What is required >> Extract the lines that hold the string "Neolithic".

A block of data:

==============================

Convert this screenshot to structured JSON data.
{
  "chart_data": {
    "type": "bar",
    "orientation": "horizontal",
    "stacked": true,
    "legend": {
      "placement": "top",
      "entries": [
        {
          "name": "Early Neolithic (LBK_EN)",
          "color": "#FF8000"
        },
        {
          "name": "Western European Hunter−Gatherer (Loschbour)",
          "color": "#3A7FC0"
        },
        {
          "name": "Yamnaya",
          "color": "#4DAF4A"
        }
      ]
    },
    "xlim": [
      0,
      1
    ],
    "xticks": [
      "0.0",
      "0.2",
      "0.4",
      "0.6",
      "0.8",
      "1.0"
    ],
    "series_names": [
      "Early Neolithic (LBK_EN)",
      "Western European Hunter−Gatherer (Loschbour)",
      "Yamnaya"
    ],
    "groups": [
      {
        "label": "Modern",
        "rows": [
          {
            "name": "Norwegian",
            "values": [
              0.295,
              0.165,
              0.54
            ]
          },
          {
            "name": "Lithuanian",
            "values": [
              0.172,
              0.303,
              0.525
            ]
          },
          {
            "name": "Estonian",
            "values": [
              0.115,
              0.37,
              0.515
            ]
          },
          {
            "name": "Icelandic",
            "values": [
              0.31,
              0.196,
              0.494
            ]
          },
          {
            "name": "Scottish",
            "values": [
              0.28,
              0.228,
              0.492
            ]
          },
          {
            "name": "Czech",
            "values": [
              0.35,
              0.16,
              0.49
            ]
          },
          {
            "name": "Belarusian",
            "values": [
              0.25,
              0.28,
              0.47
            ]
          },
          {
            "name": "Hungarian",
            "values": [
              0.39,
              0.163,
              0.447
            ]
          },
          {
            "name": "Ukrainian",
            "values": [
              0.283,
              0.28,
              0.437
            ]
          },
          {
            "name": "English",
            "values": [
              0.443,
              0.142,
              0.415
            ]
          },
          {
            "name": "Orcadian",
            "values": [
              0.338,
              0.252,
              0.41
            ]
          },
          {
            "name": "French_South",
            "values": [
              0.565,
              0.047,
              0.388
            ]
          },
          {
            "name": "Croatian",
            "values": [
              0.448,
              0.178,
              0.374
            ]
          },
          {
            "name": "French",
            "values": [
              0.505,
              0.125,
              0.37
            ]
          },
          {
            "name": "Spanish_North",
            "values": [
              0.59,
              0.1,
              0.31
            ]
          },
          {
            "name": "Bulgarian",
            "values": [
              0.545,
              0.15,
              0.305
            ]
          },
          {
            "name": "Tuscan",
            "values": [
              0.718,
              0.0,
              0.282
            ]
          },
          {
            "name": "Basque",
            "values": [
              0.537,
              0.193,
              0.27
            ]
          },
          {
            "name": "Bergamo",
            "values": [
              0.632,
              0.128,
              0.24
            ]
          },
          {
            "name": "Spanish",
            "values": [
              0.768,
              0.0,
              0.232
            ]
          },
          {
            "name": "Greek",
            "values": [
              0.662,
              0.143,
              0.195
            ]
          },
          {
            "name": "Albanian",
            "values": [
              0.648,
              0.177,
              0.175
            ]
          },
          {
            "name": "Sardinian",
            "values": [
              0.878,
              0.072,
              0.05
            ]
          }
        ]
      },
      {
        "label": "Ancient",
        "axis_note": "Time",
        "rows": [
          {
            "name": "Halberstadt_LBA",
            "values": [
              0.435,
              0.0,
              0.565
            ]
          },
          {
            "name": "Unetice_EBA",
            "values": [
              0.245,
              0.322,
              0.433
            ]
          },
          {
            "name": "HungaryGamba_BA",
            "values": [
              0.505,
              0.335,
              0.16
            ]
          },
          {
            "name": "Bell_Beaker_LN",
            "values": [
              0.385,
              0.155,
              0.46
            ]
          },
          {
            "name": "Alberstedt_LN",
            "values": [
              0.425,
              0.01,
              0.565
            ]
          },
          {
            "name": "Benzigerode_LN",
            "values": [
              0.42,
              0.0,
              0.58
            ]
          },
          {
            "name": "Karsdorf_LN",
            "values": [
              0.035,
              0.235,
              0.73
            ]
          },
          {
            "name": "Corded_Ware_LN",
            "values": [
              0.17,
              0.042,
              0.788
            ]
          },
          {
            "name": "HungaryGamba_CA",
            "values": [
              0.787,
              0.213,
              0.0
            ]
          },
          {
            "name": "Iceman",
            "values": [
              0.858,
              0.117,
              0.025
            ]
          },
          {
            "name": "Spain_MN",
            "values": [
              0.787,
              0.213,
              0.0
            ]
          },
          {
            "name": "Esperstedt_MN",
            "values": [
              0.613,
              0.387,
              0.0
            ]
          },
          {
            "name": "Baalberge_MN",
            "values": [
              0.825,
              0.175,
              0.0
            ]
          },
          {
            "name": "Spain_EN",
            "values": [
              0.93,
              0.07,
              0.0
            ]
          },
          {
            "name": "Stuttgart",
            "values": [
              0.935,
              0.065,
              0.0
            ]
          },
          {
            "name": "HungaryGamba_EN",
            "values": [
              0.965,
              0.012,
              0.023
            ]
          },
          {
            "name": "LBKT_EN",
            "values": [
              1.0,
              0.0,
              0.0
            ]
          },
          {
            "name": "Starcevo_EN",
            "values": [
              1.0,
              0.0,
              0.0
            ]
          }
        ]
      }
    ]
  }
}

==============================

Final answer >>
          "name": "Early Neolithic (LBK_EN)",
      "Early Neolithic (LBK_EN)",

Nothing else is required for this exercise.